--- Begin ---

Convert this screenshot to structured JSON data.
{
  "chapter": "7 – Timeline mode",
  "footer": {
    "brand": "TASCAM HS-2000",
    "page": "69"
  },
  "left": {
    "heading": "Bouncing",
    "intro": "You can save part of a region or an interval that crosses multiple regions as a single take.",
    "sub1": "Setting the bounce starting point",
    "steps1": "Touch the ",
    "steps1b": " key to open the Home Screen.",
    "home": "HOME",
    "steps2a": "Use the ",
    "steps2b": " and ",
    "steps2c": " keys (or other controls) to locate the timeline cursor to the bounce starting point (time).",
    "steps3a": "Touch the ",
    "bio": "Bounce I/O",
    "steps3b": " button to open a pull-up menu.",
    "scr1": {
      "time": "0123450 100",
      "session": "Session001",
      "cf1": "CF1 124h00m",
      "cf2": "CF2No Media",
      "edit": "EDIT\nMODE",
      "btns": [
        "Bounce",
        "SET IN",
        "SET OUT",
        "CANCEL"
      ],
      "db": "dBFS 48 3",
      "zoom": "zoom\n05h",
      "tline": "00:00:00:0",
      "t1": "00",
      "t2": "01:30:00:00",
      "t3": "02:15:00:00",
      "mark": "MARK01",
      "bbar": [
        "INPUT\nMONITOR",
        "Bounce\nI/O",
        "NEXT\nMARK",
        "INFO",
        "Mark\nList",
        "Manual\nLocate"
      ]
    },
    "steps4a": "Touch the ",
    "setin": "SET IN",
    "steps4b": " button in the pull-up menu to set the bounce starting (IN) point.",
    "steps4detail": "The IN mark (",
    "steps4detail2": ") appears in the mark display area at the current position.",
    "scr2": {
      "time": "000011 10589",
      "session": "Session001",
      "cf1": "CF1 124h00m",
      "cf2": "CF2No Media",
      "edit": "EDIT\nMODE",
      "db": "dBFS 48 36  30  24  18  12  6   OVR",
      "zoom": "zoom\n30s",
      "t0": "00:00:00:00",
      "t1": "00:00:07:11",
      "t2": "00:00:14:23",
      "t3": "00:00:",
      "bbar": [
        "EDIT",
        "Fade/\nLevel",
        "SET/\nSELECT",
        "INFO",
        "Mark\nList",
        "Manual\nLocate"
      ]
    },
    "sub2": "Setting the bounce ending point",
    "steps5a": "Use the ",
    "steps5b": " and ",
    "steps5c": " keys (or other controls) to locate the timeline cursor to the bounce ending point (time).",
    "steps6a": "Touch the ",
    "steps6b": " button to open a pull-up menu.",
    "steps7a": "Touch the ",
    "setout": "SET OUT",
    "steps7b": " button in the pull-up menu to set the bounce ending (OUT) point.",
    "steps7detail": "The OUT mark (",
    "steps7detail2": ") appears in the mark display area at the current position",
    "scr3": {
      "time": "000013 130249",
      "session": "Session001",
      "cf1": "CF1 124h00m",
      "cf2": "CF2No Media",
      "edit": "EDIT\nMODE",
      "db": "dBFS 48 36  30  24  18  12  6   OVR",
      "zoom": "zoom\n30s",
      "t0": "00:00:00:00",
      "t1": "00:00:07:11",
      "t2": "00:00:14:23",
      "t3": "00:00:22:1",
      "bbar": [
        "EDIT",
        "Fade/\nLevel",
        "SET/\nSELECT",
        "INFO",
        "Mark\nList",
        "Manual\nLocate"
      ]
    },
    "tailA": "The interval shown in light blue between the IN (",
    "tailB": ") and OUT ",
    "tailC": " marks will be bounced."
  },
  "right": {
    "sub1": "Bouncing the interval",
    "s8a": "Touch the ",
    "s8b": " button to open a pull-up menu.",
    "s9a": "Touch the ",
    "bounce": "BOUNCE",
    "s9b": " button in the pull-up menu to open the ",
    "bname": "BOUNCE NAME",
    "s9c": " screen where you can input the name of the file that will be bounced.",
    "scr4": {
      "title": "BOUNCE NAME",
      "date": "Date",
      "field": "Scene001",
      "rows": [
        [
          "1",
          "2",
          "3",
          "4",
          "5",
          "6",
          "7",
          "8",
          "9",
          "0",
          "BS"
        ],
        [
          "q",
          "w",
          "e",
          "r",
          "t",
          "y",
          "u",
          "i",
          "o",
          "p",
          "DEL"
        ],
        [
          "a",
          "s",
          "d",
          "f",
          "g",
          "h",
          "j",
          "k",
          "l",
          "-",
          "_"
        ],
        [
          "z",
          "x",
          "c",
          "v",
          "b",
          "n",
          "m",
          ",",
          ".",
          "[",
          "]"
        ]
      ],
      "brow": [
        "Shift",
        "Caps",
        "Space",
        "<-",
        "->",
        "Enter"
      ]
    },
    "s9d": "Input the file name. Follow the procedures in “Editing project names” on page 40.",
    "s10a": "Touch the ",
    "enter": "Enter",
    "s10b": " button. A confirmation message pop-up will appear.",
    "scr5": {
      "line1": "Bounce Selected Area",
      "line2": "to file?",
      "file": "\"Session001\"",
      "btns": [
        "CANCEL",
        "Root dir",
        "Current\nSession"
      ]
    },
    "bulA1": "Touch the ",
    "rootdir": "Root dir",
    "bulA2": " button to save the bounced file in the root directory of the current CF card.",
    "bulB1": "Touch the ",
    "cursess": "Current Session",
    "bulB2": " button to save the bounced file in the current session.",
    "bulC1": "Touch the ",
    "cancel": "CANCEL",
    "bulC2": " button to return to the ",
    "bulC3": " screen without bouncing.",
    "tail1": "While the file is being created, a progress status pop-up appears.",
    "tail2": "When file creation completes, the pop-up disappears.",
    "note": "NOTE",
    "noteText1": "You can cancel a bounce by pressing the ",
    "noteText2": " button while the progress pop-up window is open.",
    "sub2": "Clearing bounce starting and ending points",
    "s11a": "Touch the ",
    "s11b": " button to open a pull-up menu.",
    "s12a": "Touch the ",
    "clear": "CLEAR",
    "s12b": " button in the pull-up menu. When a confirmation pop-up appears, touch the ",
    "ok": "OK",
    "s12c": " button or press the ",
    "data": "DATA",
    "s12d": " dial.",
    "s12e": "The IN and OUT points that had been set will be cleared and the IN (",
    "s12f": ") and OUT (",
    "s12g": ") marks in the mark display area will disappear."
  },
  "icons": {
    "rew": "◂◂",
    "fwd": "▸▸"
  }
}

--- End ---

To be done | Scan the records above for the string "marks", then select every line that holds it.

Reply |
    "tailC": " marks will be bounced."
    "s12g": ") marks in the mark display area will disappear."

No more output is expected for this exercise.